• **TASK TO COMPLETE**:
Check every line of the entries for "series", and copy the lines that hold it.

(Chart and figure data)
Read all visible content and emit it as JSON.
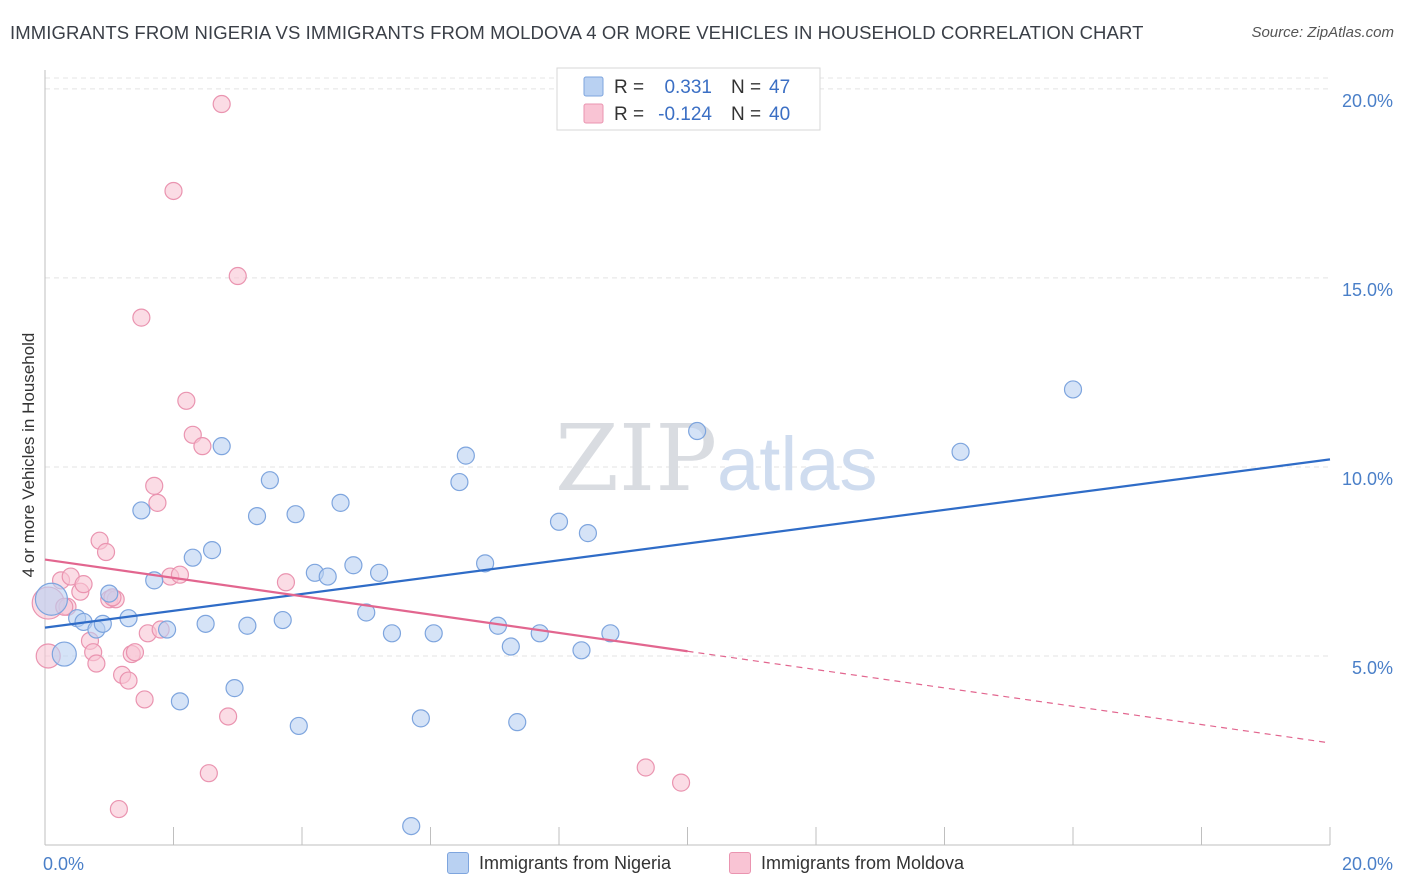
{
  "title": "IMMIGRANTS FROM NIGERIA VS IMMIGRANTS FROM MOLDOVA 4 OR MORE VEHICLES IN HOUSEHOLD CORRELATION CHART",
  "source": "Source: ZipAtlas.com",
  "watermark": {
    "zip": "ZIP",
    "atlas": "atlas"
  },
  "colors": {
    "nigeria_fill": "#b9d1f2",
    "nigeria_stroke": "#7ea5de",
    "nigeria_line": "#2f6cc7",
    "moldova_fill": "#f9c4d4",
    "moldova_stroke": "#ea94b0",
    "moldova_line": "#e2668f",
    "tick_label": "#4a7fc8"
  },
  "stats_legend": {
    "r_label": "R =",
    "n_label": "N =",
    "rows": [
      {
        "series": "nigeria",
        "r": "0.331",
        "n": "47"
      },
      {
        "series": "moldova",
        "r": "-0.124",
        "n": "40"
      }
    ]
  },
  "chart_data": {
    "type": "scatter",
    "title": "IMMIGRANTS FROM NIGERIA VS IMMIGRANTS FROM MOLDOVA 4 OR MORE VEHICLES IN HOUSEHOLD CORRELATION CHART",
    "xlabel": "",
    "ylabel": "4 or more Vehicles in Household",
    "xlim": [
      0,
      20
    ],
    "ylim": [
      0,
      20.5
    ],
    "x_tick_labels": [
      "0.0%",
      "20.0%"
    ],
    "y_ticks": [
      5,
      10,
      15,
      20
    ],
    "y_tick_labels": [
      "5.0%",
      "10.0%",
      "15.0%",
      "20.0%"
    ],
    "grid": true,
    "series": [
      {
        "name": "Immigrants from Nigeria",
        "r": 0.331,
        "n": 47,
        "trend": {
          "x": [
            0,
            20
          ],
          "y": [
            5.75,
            10.2
          ],
          "dashed_from": null
        },
        "points": [
          {
            "x": 0.1,
            "y": 6.5,
            "s": "l"
          },
          {
            "x": 0.3,
            "y": 5.05,
            "s": "m"
          },
          {
            "x": 0.5,
            "y": 6.0
          },
          {
            "x": 0.6,
            "y": 5.9
          },
          {
            "x": 0.8,
            "y": 5.7
          },
          {
            "x": 1.0,
            "y": 6.65
          },
          {
            "x": 1.3,
            "y": 6.0
          },
          {
            "x": 1.5,
            "y": 8.85
          },
          {
            "x": 1.7,
            "y": 7.0
          },
          {
            "x": 1.9,
            "y": 5.7
          },
          {
            "x": 2.1,
            "y": 3.8
          },
          {
            "x": 2.3,
            "y": 7.6
          },
          {
            "x": 2.5,
            "y": 5.85
          },
          {
            "x": 2.6,
            "y": 7.8
          },
          {
            "x": 2.75,
            "y": 10.55
          },
          {
            "x": 2.95,
            "y": 4.15
          },
          {
            "x": 3.15,
            "y": 5.8
          },
          {
            "x": 3.3,
            "y": 8.7
          },
          {
            "x": 3.5,
            "y": 9.65
          },
          {
            "x": 3.7,
            "y": 5.95
          },
          {
            "x": 3.9,
            "y": 8.75
          },
          {
            "x": 3.95,
            "y": 3.15
          },
          {
            "x": 4.2,
            "y": 7.2
          },
          {
            "x": 4.4,
            "y": 7.1
          },
          {
            "x": 4.6,
            "y": 9.05
          },
          {
            "x": 4.8,
            "y": 7.4
          },
          {
            "x": 5.0,
            "y": 6.15
          },
          {
            "x": 5.2,
            "y": 7.2
          },
          {
            "x": 5.4,
            "y": 5.6
          },
          {
            "x": 5.7,
            "y": 0.5
          },
          {
            "x": 5.85,
            "y": 3.35
          },
          {
            "x": 6.05,
            "y": 5.6
          },
          {
            "x": 6.45,
            "y": 9.6
          },
          {
            "x": 6.55,
            "y": 10.3
          },
          {
            "x": 6.85,
            "y": 7.45
          },
          {
            "x": 7.05,
            "y": 5.8
          },
          {
            "x": 7.25,
            "y": 5.25
          },
          {
            "x": 7.35,
            "y": 3.25
          },
          {
            "x": 7.7,
            "y": 5.6
          },
          {
            "x": 8.0,
            "y": 8.55
          },
          {
            "x": 8.35,
            "y": 5.15
          },
          {
            "x": 8.45,
            "y": 8.25
          },
          {
            "x": 8.8,
            "y": 5.6
          },
          {
            "x": 10.15,
            "y": 10.95
          },
          {
            "x": 14.25,
            "y": 10.4
          },
          {
            "x": 16.0,
            "y": 12.05
          },
          {
            "x": 0.9,
            "y": 5.85
          }
        ]
      },
      {
        "name": "Immigrants from Moldova",
        "r": -0.124,
        "n": 40,
        "trend": {
          "x": [
            0,
            20
          ],
          "y": [
            7.55,
            2.7
          ],
          "solid_until": 10.0
        },
        "points": [
          {
            "x": 0.05,
            "y": 6.4,
            "s": "l"
          },
          {
            "x": 0.05,
            "y": 5.0,
            "s": "m"
          },
          {
            "x": 0.25,
            "y": 7.0
          },
          {
            "x": 0.35,
            "y": 6.3
          },
          {
            "x": 0.4,
            "y": 7.1
          },
          {
            "x": 0.55,
            "y": 6.7
          },
          {
            "x": 0.6,
            "y": 6.9
          },
          {
            "x": 0.7,
            "y": 5.4
          },
          {
            "x": 0.75,
            "y": 5.1
          },
          {
            "x": 0.8,
            "y": 4.8
          },
          {
            "x": 0.85,
            "y": 8.05
          },
          {
            "x": 0.95,
            "y": 7.75
          },
          {
            "x": 1.0,
            "y": 6.5
          },
          {
            "x": 1.1,
            "y": 6.5
          },
          {
            "x": 1.15,
            "y": 0.95
          },
          {
            "x": 1.2,
            "y": 4.5
          },
          {
            "x": 1.3,
            "y": 4.35
          },
          {
            "x": 1.35,
            "y": 5.05
          },
          {
            "x": 1.4,
            "y": 5.1
          },
          {
            "x": 1.5,
            "y": 13.95
          },
          {
            "x": 1.55,
            "y": 3.85
          },
          {
            "x": 1.6,
            "y": 5.6
          },
          {
            "x": 1.7,
            "y": 9.5
          },
          {
            "x": 1.75,
            "y": 9.05
          },
          {
            "x": 1.8,
            "y": 5.7
          },
          {
            "x": 1.95,
            "y": 7.1
          },
          {
            "x": 2.0,
            "y": 17.3
          },
          {
            "x": 2.1,
            "y": 7.15
          },
          {
            "x": 2.2,
            "y": 11.75
          },
          {
            "x": 2.3,
            "y": 10.85
          },
          {
            "x": 2.45,
            "y": 10.55
          },
          {
            "x": 2.55,
            "y": 1.9
          },
          {
            "x": 2.75,
            "y": 19.6
          },
          {
            "x": 2.85,
            "y": 3.4
          },
          {
            "x": 3.0,
            "y": 15.05
          },
          {
            "x": 3.75,
            "y": 6.95
          },
          {
            "x": 9.35,
            "y": 2.05
          },
          {
            "x": 9.9,
            "y": 1.65
          },
          {
            "x": 0.3,
            "y": 6.3
          },
          {
            "x": 1.05,
            "y": 6.55
          }
        ]
      }
    ]
  },
  "bottom_legend": [
    {
      "series": "nigeria",
      "label": "Immigrants from Nigeria"
    },
    {
      "series": "moldova",
      "label": "Immigrants from Moldova"
    }
  ]
}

• **WRITTEN SOLUTION**:
        "series": "nigeria",
        "series": "moldova",
    "series": [
      "series": "nigeria",
      "series": "moldova",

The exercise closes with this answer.